Work to be completed: Report how many lines include the word "TOUS", and nothing besides that number.

[Dataset records]
□ □ □ □
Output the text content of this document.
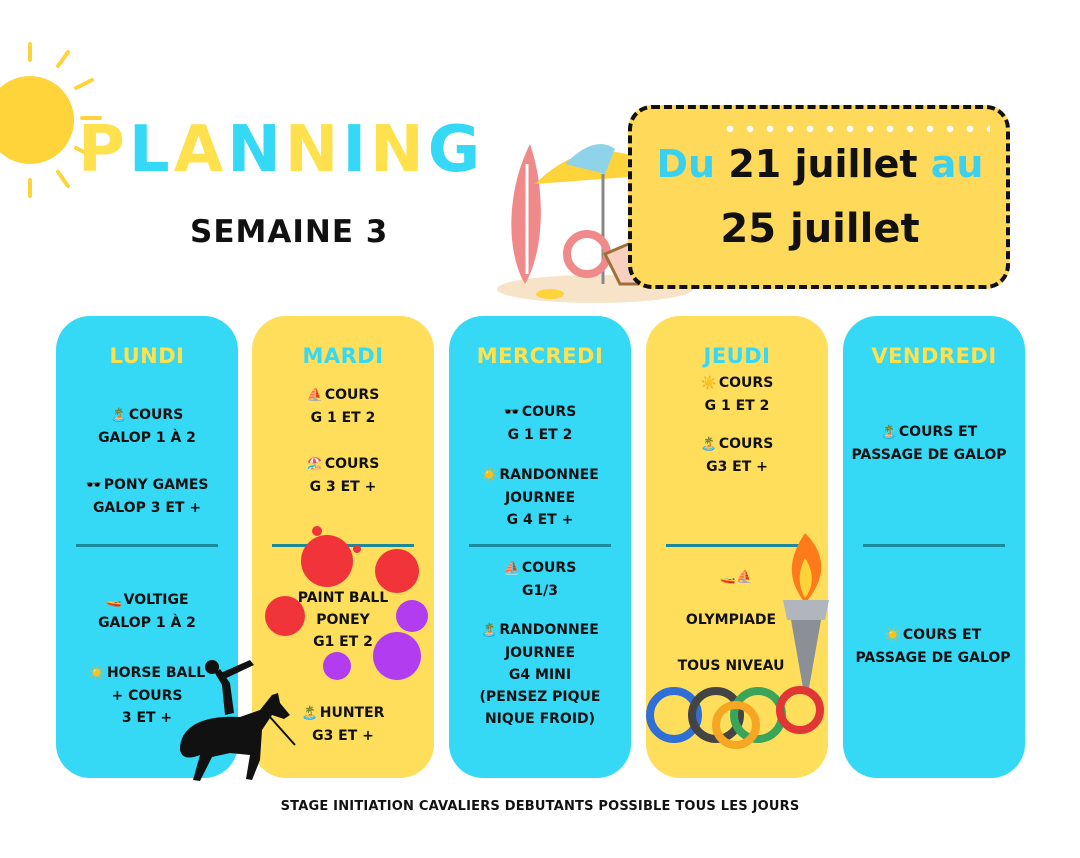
P L A N N I N G
SEMAINE 3
Du 21 juillet au
25 juillet
LUNDI
🏝️ COURS
GALOP 1 À 2
🕶️ PONY GAMES
GALOP 3 ET +
🚤 VOLTIGE
GALOP 1 À 2
☀️ HORSE BALL
+ COURS
3 ET +
MARDI
⛵ COURS
G 1 ET 2
🏖️ COURS
G 3 ET +
PAINT BALL
PONEY
G1 ET 2
🏝️ HUNTER
G3 ET +
MERCREDI
🕶️ COURS
G 1 ET 2
☀️ RANDONNEE
JOURNEE
G 4 ET +
⛵ COURS
G1/3
🏝️ RANDONNEE
JOURNEE
G4 MINI
(PENSEZ PIQUE
NIQUE FROID)
JEUDI
☀️ COURS
G 1 ET 2
🏝️ COURS
G3 ET +
🚤⛵
OLYMPIADE
TOUS NIVEAU
VENDREDI
🏝️ COURS ET
PASSAGE DE GALOP
☀️ COURS ET
PASSAGE DE GALOP
STAGE INITIATION CAVALIERS DEBUTANTS POSSIBLE TOUS LES JOURS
□ □ □ □
Solution to this problem: 2